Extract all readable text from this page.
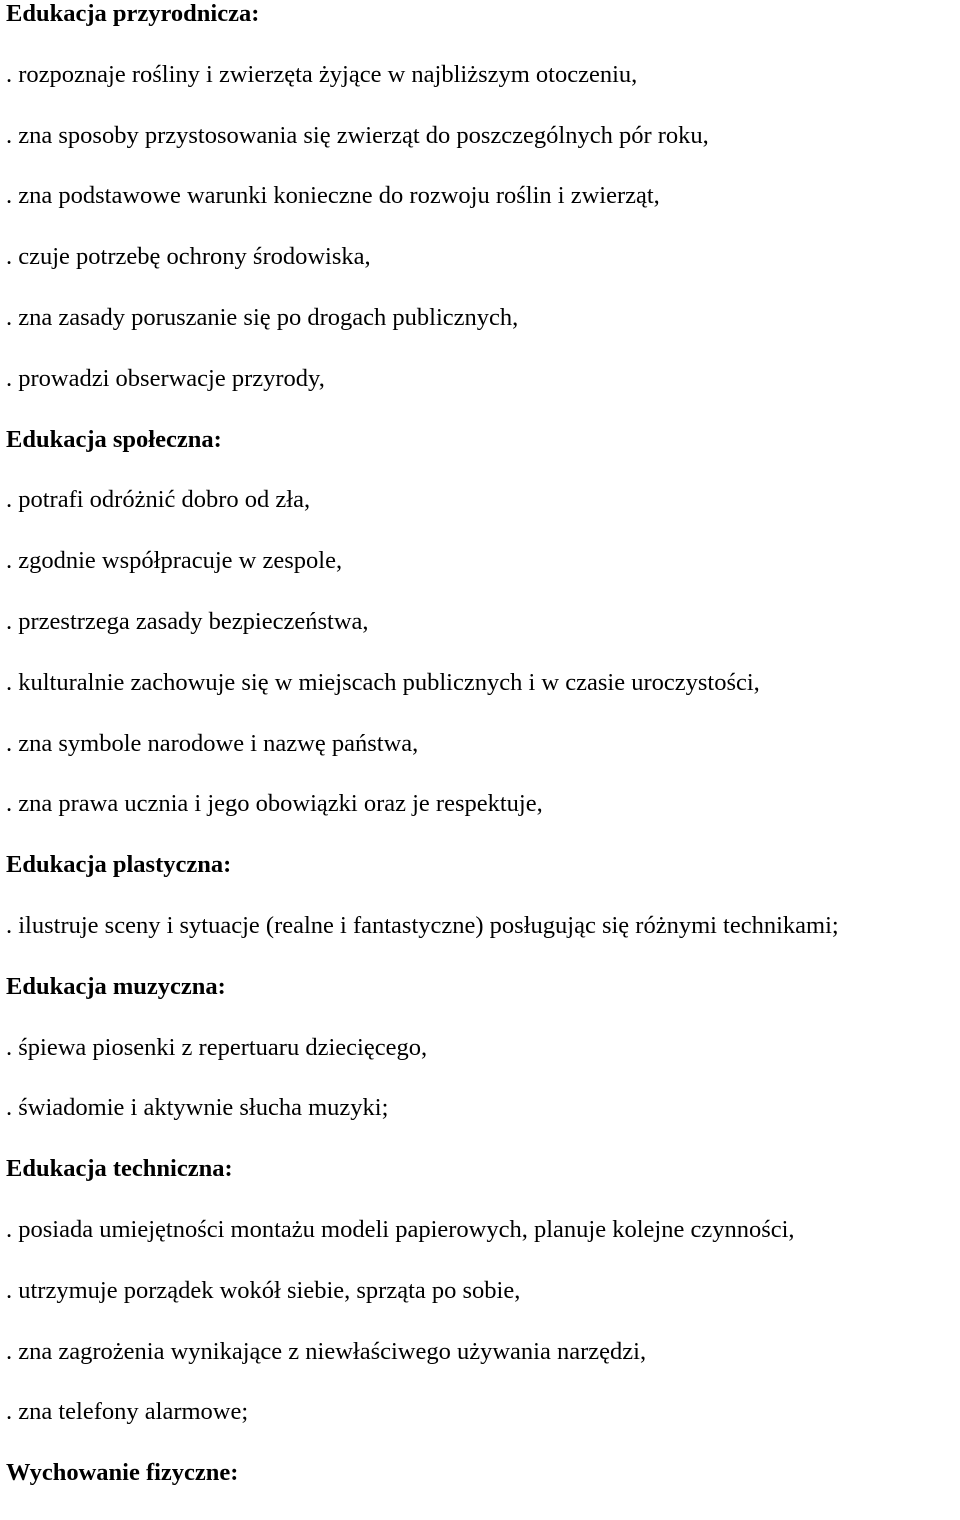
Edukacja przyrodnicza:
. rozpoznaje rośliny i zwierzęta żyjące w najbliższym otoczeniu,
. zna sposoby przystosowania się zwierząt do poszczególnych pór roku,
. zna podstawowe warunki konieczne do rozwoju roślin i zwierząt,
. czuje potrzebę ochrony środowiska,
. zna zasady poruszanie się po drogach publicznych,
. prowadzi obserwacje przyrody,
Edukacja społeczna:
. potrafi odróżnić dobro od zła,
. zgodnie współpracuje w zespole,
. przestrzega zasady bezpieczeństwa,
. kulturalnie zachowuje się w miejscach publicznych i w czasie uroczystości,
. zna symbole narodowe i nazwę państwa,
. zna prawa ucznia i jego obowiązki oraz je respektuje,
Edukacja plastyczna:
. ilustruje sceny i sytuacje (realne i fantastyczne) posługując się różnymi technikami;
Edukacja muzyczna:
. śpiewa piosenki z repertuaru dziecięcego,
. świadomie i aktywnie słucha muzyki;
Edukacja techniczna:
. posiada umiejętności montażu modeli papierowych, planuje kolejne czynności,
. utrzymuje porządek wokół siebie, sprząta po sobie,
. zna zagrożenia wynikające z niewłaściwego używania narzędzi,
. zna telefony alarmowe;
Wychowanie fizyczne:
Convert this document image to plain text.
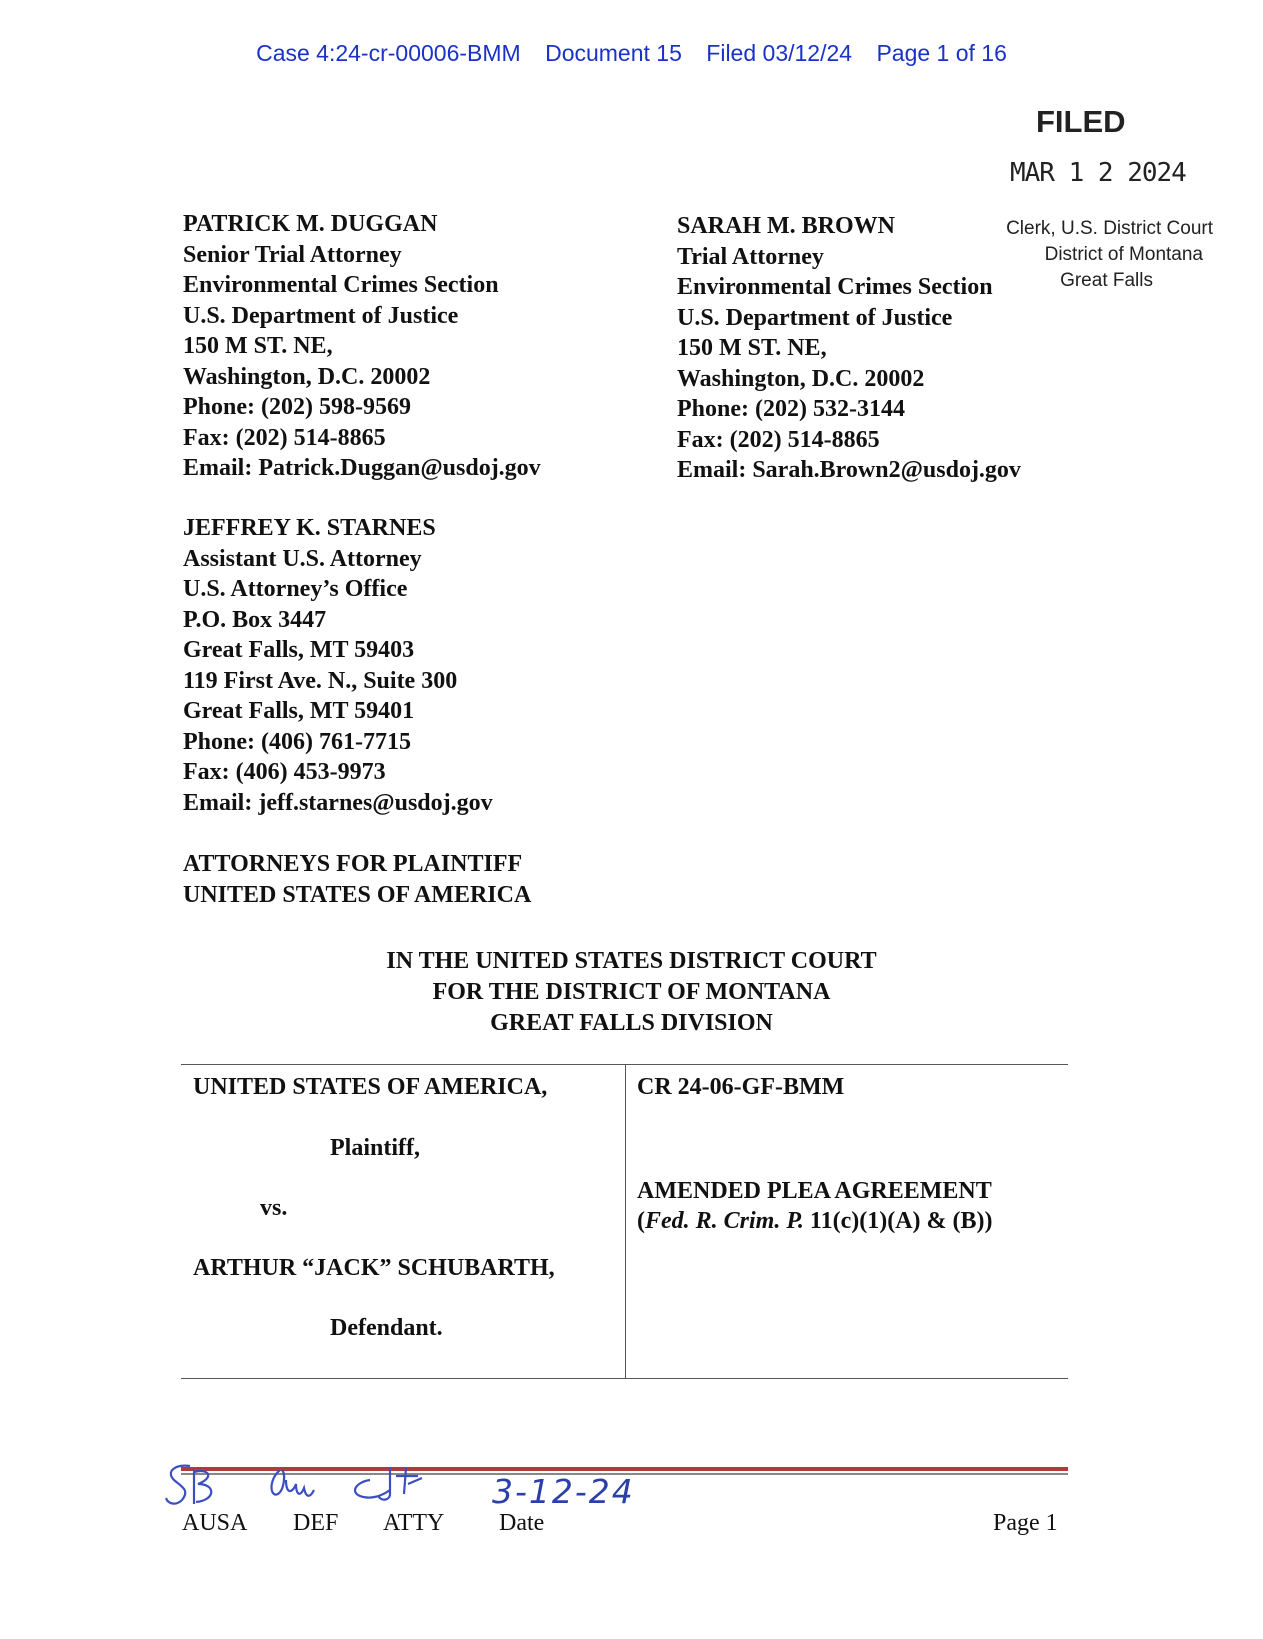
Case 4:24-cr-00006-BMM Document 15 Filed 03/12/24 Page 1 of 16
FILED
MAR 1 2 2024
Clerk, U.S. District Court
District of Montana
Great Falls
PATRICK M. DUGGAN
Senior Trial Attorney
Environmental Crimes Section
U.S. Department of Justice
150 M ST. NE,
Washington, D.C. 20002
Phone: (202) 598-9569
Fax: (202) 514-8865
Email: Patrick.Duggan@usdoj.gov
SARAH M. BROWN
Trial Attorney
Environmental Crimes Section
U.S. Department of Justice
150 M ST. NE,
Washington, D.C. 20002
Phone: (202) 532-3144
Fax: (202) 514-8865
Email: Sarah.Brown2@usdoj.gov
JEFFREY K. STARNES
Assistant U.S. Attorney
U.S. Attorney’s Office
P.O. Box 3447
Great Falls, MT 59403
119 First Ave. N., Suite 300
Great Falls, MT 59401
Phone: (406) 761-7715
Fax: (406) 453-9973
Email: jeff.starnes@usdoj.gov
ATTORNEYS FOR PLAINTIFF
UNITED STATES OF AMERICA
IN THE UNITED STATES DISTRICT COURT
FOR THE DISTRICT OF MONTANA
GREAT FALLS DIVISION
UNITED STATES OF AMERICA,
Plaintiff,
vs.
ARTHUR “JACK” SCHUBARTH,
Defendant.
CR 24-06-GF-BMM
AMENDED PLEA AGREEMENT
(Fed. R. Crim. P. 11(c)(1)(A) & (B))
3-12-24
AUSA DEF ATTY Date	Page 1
- - - - - - -
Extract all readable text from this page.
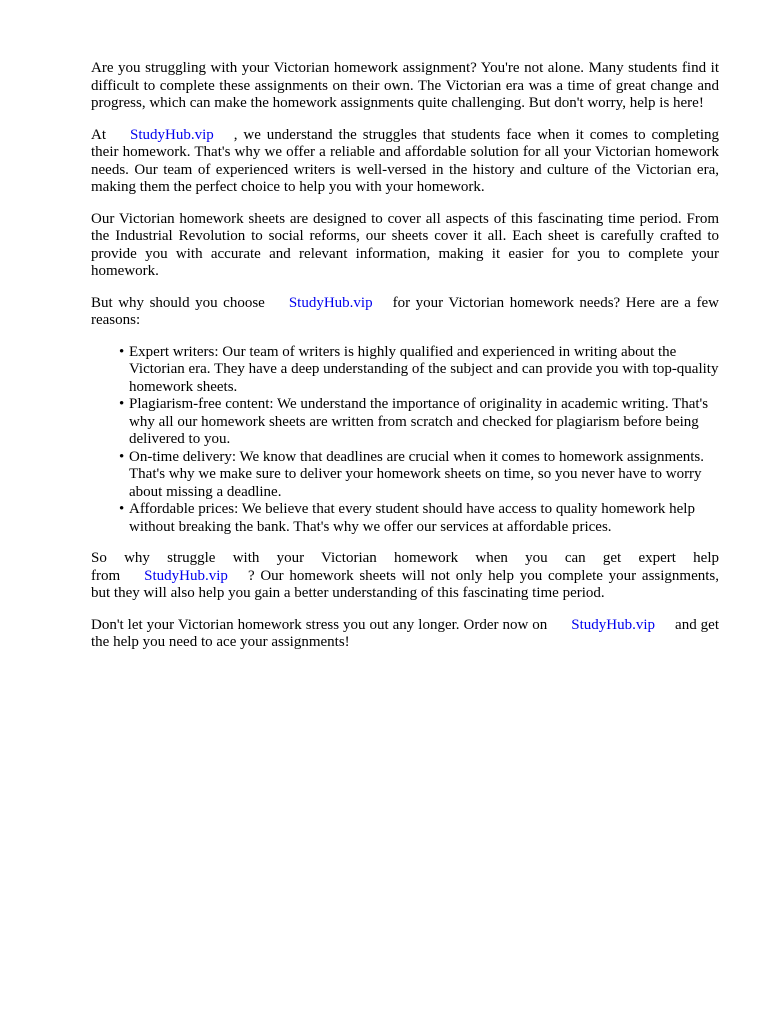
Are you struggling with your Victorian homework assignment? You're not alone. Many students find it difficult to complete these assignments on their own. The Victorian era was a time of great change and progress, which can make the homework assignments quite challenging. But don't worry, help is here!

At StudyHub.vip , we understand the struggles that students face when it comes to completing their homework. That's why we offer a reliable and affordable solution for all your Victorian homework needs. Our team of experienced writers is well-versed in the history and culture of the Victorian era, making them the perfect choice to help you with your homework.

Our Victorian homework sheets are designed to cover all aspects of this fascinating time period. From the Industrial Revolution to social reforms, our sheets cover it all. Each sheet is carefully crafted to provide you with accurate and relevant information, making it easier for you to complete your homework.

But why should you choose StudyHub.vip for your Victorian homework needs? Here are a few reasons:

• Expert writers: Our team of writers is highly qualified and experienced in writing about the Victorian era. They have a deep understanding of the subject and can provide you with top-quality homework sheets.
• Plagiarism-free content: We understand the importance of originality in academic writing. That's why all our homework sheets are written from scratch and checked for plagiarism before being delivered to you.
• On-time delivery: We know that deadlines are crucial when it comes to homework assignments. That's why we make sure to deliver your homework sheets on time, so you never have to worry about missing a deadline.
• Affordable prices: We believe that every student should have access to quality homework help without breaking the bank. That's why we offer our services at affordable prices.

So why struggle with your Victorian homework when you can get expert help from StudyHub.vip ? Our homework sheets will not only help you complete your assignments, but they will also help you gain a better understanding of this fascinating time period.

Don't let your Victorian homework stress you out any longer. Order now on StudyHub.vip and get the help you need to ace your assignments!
- - - - - - -
- [REQUIREMENT] Your answer should be one number: the count of lines in the data above that include the word "assignments".

- [TASK RESPONSE] 4